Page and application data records
== Segment start ==
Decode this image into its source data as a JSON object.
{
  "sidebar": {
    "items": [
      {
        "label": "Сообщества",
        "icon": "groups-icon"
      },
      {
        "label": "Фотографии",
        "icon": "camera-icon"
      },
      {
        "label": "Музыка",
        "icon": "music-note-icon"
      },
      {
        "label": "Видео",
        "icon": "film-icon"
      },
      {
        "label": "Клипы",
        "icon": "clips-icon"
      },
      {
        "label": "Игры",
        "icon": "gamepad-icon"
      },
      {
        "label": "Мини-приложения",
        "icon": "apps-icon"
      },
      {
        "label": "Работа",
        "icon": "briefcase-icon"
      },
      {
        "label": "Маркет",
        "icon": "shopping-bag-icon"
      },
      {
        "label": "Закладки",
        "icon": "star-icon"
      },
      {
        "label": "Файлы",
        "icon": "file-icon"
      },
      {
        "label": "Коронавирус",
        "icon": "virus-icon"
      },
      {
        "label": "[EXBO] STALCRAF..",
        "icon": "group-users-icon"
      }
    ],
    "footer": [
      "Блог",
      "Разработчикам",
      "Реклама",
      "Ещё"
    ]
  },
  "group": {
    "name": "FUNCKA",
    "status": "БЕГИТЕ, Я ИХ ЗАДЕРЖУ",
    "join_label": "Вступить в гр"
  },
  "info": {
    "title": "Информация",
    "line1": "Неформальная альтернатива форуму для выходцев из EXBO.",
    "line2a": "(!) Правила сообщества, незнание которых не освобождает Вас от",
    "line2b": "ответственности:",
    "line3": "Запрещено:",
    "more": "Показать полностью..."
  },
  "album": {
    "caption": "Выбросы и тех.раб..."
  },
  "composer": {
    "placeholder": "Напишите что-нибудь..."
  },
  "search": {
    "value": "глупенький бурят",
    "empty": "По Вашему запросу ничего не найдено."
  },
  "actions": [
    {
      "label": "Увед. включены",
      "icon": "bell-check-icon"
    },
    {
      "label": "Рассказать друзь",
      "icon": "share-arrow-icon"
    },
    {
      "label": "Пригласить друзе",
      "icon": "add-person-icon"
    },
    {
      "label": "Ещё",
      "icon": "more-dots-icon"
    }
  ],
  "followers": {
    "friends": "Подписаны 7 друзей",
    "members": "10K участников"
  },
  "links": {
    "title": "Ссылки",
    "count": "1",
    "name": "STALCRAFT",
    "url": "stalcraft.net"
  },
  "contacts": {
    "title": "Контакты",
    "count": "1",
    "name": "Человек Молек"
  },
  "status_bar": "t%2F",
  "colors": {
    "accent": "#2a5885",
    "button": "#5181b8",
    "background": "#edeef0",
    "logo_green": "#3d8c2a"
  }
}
== Segment end ==
What is required
Every line of the records containing the word "EXBO" must appear in the answer.

Written solution
        "label": "[EXBO] STALCRAF..",
    "line1": "Неформальная альтернатива форуму для выходцев из EXBO.",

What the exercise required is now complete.